● **INFORMATION SUPPLIED**:
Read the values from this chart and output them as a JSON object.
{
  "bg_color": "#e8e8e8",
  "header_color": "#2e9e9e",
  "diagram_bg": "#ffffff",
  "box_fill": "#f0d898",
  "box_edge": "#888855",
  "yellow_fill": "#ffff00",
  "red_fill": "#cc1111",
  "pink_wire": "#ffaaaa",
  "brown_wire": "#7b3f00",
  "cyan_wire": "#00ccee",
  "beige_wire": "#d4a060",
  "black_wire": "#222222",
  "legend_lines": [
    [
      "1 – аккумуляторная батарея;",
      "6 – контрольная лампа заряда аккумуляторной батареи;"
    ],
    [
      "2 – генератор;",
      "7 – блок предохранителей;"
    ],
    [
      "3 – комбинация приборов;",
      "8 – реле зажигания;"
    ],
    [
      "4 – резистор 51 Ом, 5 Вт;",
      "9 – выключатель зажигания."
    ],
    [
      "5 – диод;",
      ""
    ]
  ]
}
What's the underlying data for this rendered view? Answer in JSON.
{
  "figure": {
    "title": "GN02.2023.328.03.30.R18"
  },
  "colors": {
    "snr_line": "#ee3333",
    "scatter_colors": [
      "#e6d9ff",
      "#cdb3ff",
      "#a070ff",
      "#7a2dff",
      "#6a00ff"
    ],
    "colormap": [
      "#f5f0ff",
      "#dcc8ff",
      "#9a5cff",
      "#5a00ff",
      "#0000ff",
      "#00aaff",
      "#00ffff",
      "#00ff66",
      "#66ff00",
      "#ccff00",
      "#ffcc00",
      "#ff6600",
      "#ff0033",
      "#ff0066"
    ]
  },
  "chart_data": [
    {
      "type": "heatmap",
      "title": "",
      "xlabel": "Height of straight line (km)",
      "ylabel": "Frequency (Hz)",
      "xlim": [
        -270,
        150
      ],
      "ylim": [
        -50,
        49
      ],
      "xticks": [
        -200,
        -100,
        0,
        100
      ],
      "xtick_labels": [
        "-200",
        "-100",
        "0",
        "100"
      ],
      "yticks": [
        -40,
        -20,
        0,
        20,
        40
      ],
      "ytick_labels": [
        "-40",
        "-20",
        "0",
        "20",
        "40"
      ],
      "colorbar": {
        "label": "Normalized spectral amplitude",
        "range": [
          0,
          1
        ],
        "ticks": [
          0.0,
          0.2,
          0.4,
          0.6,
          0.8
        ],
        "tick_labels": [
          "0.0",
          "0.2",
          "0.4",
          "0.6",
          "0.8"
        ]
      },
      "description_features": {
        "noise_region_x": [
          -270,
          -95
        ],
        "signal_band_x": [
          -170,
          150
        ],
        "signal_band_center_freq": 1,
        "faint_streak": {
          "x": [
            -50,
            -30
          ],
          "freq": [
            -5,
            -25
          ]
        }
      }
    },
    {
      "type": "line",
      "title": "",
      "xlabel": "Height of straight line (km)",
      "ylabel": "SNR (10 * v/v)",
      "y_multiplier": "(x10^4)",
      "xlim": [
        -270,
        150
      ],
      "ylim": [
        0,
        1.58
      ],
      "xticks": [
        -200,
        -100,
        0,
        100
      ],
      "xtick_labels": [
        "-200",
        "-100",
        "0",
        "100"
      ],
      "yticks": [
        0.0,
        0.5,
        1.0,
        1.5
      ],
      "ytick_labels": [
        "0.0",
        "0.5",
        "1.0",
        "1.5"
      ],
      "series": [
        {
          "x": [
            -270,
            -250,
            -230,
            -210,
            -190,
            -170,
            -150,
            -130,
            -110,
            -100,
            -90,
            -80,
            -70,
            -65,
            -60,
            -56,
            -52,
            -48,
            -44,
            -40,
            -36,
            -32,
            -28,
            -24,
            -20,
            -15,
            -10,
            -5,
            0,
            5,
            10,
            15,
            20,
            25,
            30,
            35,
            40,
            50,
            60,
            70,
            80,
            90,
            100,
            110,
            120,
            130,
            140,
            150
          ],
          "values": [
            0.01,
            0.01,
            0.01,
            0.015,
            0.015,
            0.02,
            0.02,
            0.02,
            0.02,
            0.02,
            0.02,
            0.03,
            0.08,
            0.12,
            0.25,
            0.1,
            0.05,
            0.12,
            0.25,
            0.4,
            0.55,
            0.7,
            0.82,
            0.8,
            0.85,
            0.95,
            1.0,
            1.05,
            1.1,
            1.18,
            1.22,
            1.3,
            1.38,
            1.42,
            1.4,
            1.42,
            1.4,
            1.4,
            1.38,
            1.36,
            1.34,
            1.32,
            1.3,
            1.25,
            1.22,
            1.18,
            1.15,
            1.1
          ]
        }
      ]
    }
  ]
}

● **PROBLEM DESCRIPTION**: Show the data once more, exactly as it was written.

● **OUTPUT FOR THIS EXERCISE**:
Read the values from this chart and output them as a JSON object.
{
  "bg_color": "#e8e8e8",
  "header_color": "#2e9e9e",
  "diagram_bg": "#ffffff",
  "box_fill": "#f0d898",
  "box_edge": "#888855",
  "yellow_fill": "#ffff00",
  "red_fill": "#cc1111",
  "pink_wire": "#ffaaaa",
  "brown_wire": "#7b3f00",
  "cyan_wire": "#00ccee",
  "beige_wire": "#d4a060",
  "black_wire": "#222222",
  "legend_lines": [
    [
      "1 – аккумуляторная батарея;",
      "6 – контрольная лампа заряда аккумуляторной батареи;"
    ],
    [
      "2 – генератор;",
      "7 – блок предохранителей;"
    ],
    [
      "3 – комбинация приборов;",
      "8 – реле зажигания;"
    ],
    [
      "4 – резистор 51 Ом, 5 Вт;",
      "9 – выключатель зажигания."
    ],
    [
      "5 – диод;",
      ""
    ]
  ]
}
What's the underlying data for this rendered view? Answer in JSON.
{
  "figure": {
    "title": "GN02.2023.328.03.30.R18"
  },
  "colors": {
    "snr_line": "#ee3333",
    "scatter_colors": [
      "#e6d9ff",
      "#cdb3ff",
      "#a070ff",
      "#7a2dff",
      "#6a00ff"
    ],
    "colormap": [
      "#f5f0ff",
      "#dcc8ff",
      "#9a5cff",
      "#5a00ff",
      "#0000ff",
      "#00aaff",
      "#00ffff",
      "#00ff66",
      "#66ff00",
      "#ccff00",
      "#ffcc00",
      "#ff6600",
      "#ff0033",
      "#ff0066"
    ]
  },
  "chart_data": [
    {
      "type": "heatmap",
      "title": "",
      "xlabel": "Height of straight line (km)",
      "ylabel": "Frequency (Hz)",
      "xlim": [
        -270,
        150
      ],
      "ylim": [
        -50,
        49
      ],
      "xticks": [
        -200,
        -100,
        0,
        100
      ],
      "xtick_labels": [
        "-200",
        "-100",
        "0",
        "100"
      ],
      "yticks": [
        -40,
        -20,
        0,
        20,
        40
      ],
      "ytick_labels": [
        "-40",
        "-20",
        "0",
        "20",
        "40"
      ],
      "colorbar": {
        "label": "Normalized spectral amplitude",
        "range": [
          0,
          1
        ],
        "ticks": [
          0.0,
          0.2,
          0.4,
          0.6,
          0.8
        ],
        "tick_labels": [
          "0.0",
          "0.2",
          "0.4",
          "0.6",
          "0.8"
        ]
      },
      "description_features": {
        "noise_region_x": [
          -270,
          -95
        ],
        "signal_band_x": [
          -170,
          150
        ],
        "signal_band_center_freq": 1,
        "faint_streak": {
          "x": [
            -50,
            -30
          ],
          "freq": [
            -5,
            -25
          ]
        }
      }
    },
    {
      "type": "line",
      "title": "",
      "xlabel": "Height of straight line (km)",
      "ylabel": "SNR (10 * v/v)",
      "y_multiplier": "(x10^4)",
      "xlim": [
        -270,
        150
      ],
      "ylim": [
        0,
        1.58
      ],
      "xticks": [
        -200,
        -100,
        0,
        100
      ],
      "xtick_labels": [
        "-200",
        "-100",
        "0",
        "100"
      ],
      "yticks": [
        0.0,
        0.5,
        1.0,
        1.5
      ],
      "ytick_labels": [
        "0.0",
        "0.5",
        "1.0",
        "1.5"
      ],
      "series": [
        {
          "x": [
            -270,
            -250,
            -230,
            -210,
            -190,
            -170,
            -150,
            -130,
            -110,
            -100,
            -90,
            -80,
            -70,
            -65,
            -60,
            -56,
            -52,
            -48,
            -44,
            -40,
            -36,
            -32,
            -28,
            -24,
            -20,
            -15,
            -10,
            -5,
            0,
            5,
            10,
            15,
            20,
            25,
            30,
            35,
            40,
            50,
            60,
            70,
            80,
            90,
            100,
            110,
            120,
            130,
            140,
            150
          ],
          "values": [
            0.01,
            0.01,
            0.01,
            0.015,
            0.015,
            0.02,
            0.02,
            0.02,
            0.02,
            0.02,
            0.02,
            0.03,
            0.08,
            0.12,
            0.25,
            0.1,
            0.05,
            0.12,
            0.25,
            0.4,
            0.55,
            0.7,
            0.82,
            0.8,
            0.85,
            0.95,
            1.0,
            1.05,
            1.1,
            1.18,
            1.22,
            1.3,
            1.38,
            1.42,
            1.4,
            1.42,
            1.4,
            1.4,
            1.38,
            1.36,
            1.34,
            1.32,
            1.3,
            1.25,
            1.22,
            1.18,
            1.15,
            1.1
          ]
        }
      ]
    }
  ]
}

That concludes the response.